→ **Task to carry out**:
Copy out every line exactly, passing over the pictures.

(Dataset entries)

============

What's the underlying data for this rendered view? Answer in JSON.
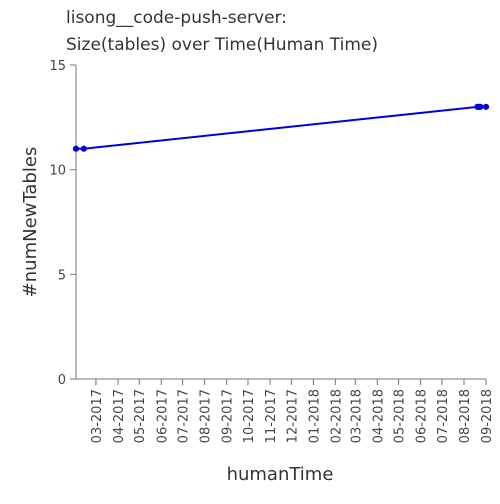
{
  "chart_data": {
    "type": "line",
    "title_lines": [
      "lisong__code-push-server:",
      "Size(tables) over Time(Human Time)"
    ],
    "xlabel": "humanTime",
    "ylabel": "#numNewTables",
    "ylim": [
      0,
      15
    ],
    "yticks": [
      0,
      5,
      10,
      15
    ],
    "xlim": [
      "2017-02-01",
      "2018-09-01"
    ],
    "xticks": [
      "2017-03-01",
      "2017-04-01",
      "2017-05-01",
      "2017-06-01",
      "2017-07-01",
      "2017-08-01",
      "2017-09-01",
      "2017-10-01",
      "2017-11-01",
      "2017-12-01",
      "2018-01-01",
      "2018-02-01",
      "2018-03-01",
      "2018-04-01",
      "2018-05-01",
      "2018-06-01",
      "2018-07-01",
      "2018-08-01",
      "2018-09-01"
    ],
    "xtick_labels": [
      "03-2017",
      "04-2017",
      "05-2017",
      "06-2017",
      "07-2017",
      "08-2017",
      "09-2017",
      "10-2017",
      "11-2017",
      "12-2017",
      "01-2018",
      "02-2018",
      "03-2018",
      "04-2018",
      "05-2018",
      "06-2018",
      "07-2018",
      "08-2018",
      "09-2018"
    ],
    "color": "#0000dd",
    "grid": false,
    "series": [
      {
        "points": [
          {
            "x": "2017-02-01",
            "y": 11
          },
          {
            "x": "2017-02-12",
            "y": 11
          },
          {
            "x": "2018-08-20",
            "y": 13
          },
          {
            "x": "2018-08-22",
            "y": 13
          },
          {
            "x": "2018-08-24",
            "y": 13
          },
          {
            "x": "2018-09-01",
            "y": 13
          }
        ]
      }
    ]
  }
}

============

→ **Written answer**:
What's the underlying data for this rendered view? Answer in JSON.
{
  "chart_data": {
    "type": "line",
    "title_lines": [
      "lisong__code-push-server:",
      "Size(tables) over Time(Human Time)"
    ],
    "xlabel": "humanTime",
    "ylabel": "#numNewTables",
    "ylim": [
      0,
      15
    ],
    "yticks": [
      0,
      5,
      10,
      15
    ],
    "xlim": [
      "2017-02-01",
      "2018-09-01"
    ],
    "xticks": [
      "2017-03-01",
      "2017-04-01",
      "2017-05-01",
      "2017-06-01",
      "2017-07-01",
      "2017-08-01",
      "2017-09-01",
      "2017-10-01",
      "2017-11-01",
      "2017-12-01",
      "2018-01-01",
      "2018-02-01",
      "2018-03-01",
      "2018-04-01",
      "2018-05-01",
      "2018-06-01",
      "2018-07-01",
      "2018-08-01",
      "2018-09-01"
    ],
    "xtick_labels": [
      "03-2017",
      "04-2017",
      "05-2017",
      "06-2017",
      "07-2017",
      "08-2017",
      "09-2017",
      "10-2017",
      "11-2017",
      "12-2017",
      "01-2018",
      "02-2018",
      "03-2018",
      "04-2018",
      "05-2018",
      "06-2018",
      "07-2018",
      "08-2018",
      "09-2018"
    ],
    "color": "#0000dd",
    "grid": false,
    "series": [
      {
        "points": [
          {
            "x": "2017-02-01",
            "y": 11
          },
          {
            "x": "2017-02-12",
            "y": 11
          },
          {
            "x": "2018-08-20",
            "y": 13
          },
          {
            "x": "2018-08-22",
            "y": 13
          },
          {
            "x": "2018-08-24",
            "y": 13
          },
          {
            "x": "2018-09-01",
            "y": 13
          }
        ]
      }
    ]
  }
}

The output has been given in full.